### [What is expected]
Among the lines of this listing, determine how many contain the string "JSON". Answer with the number only.

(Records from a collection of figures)
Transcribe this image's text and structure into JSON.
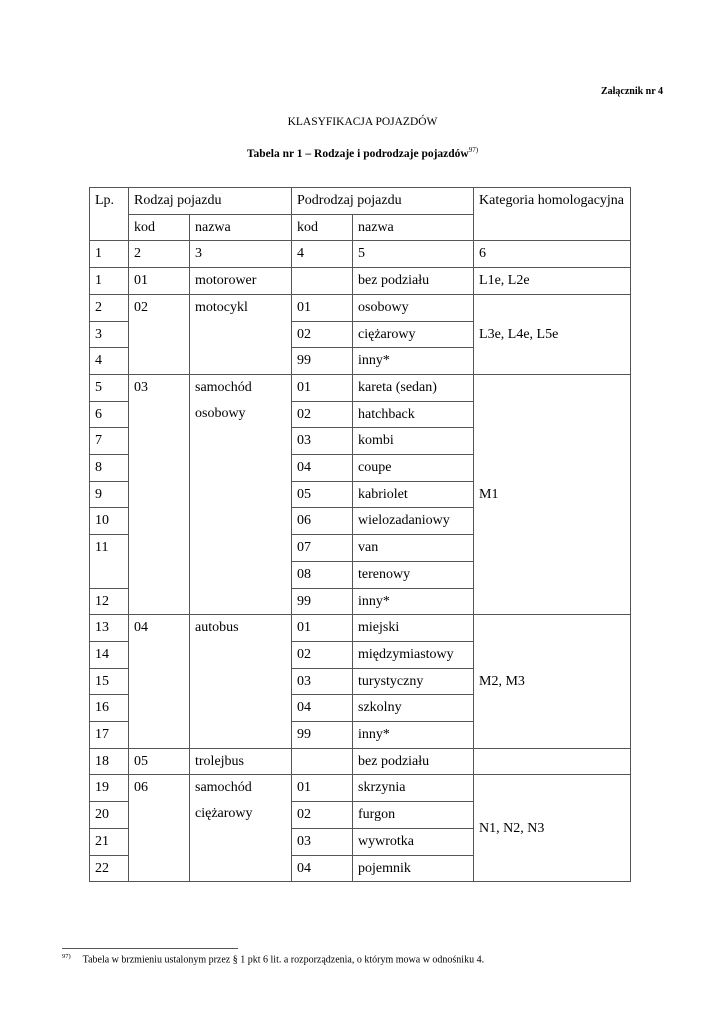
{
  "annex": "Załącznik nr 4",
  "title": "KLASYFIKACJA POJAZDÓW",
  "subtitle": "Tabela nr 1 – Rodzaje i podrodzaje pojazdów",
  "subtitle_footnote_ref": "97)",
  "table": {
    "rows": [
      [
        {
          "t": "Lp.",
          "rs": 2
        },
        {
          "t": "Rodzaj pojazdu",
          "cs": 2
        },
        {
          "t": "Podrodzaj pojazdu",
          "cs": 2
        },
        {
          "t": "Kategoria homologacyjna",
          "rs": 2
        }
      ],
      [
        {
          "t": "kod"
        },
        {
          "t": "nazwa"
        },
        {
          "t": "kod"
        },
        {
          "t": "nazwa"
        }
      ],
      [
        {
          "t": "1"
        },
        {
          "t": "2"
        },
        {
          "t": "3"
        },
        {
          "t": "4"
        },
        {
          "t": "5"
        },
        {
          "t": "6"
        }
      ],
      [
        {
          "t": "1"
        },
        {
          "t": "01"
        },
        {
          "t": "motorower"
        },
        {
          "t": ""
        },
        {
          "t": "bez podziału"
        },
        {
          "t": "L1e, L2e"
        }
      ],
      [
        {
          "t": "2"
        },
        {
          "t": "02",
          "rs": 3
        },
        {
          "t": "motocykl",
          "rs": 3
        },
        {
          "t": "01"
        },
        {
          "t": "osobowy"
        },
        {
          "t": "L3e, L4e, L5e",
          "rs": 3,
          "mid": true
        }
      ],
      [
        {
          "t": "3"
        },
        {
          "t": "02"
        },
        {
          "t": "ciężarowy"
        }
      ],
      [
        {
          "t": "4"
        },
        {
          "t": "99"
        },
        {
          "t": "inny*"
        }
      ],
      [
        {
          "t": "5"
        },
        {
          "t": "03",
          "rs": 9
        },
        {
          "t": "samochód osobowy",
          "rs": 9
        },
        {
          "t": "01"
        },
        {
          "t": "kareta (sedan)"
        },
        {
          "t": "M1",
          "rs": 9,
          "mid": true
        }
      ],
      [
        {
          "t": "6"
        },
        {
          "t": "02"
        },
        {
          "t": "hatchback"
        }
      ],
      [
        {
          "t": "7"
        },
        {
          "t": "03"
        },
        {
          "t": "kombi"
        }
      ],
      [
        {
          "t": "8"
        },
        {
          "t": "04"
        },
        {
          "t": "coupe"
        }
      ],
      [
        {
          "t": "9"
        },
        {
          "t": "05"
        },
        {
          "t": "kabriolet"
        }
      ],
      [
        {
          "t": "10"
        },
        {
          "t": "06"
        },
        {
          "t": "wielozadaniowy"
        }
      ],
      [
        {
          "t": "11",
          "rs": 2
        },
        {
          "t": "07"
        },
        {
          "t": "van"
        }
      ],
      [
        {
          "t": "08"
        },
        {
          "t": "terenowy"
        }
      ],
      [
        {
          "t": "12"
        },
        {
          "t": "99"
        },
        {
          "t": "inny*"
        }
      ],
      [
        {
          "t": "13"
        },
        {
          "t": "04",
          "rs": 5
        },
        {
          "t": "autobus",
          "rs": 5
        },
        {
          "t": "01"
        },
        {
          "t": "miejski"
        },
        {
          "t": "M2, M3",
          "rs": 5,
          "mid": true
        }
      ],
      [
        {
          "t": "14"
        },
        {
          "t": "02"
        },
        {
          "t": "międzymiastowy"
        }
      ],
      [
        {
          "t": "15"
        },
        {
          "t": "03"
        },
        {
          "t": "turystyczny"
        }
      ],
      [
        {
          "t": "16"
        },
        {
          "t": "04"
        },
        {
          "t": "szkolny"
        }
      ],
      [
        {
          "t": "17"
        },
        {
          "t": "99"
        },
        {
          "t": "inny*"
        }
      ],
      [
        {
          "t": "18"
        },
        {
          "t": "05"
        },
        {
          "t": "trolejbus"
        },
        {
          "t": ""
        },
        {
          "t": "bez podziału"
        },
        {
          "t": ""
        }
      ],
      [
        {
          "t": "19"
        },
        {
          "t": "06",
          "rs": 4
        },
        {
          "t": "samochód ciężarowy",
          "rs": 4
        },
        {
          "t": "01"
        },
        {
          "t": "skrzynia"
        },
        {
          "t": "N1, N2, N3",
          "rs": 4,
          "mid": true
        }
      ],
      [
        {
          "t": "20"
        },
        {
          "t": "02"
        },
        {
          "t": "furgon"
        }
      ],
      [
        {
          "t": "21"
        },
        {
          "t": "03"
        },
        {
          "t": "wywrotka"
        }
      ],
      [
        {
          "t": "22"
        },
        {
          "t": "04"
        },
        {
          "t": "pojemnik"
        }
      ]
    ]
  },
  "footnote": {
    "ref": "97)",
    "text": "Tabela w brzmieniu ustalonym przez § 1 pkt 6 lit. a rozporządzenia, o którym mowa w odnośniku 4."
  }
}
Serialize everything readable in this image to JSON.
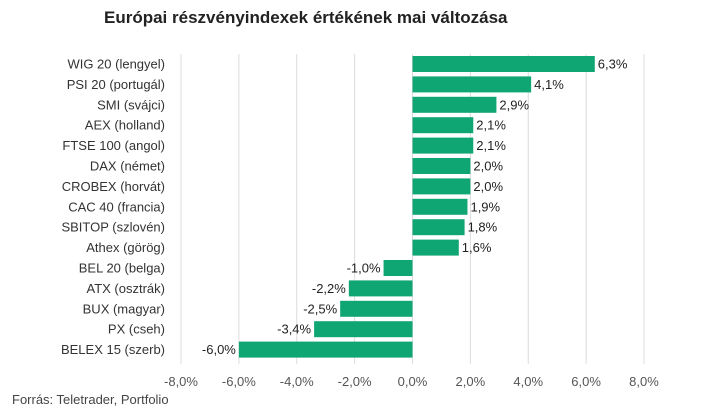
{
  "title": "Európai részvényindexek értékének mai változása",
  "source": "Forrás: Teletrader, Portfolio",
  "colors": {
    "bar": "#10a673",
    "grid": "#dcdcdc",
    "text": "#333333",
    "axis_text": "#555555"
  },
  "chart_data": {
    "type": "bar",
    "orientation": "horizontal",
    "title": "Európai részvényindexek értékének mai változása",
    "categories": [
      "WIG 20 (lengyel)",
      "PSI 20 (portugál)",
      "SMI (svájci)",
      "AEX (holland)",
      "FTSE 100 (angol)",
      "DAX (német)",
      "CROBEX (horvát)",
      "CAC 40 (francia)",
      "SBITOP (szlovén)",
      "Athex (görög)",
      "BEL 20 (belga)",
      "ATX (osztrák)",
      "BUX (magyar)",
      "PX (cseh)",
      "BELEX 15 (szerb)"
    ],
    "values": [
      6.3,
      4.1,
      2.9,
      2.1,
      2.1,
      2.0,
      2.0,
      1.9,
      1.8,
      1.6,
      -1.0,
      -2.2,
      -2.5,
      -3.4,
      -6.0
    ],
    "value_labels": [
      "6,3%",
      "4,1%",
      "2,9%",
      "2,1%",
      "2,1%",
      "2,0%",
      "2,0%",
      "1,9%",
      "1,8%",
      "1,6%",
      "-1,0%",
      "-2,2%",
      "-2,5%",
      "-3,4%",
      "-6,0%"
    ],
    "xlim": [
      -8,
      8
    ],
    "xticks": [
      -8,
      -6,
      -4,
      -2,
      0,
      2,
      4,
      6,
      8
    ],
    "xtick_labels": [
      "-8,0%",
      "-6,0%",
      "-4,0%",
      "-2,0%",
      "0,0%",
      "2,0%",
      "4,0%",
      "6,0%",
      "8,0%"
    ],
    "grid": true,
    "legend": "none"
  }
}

### [Exercise result]
2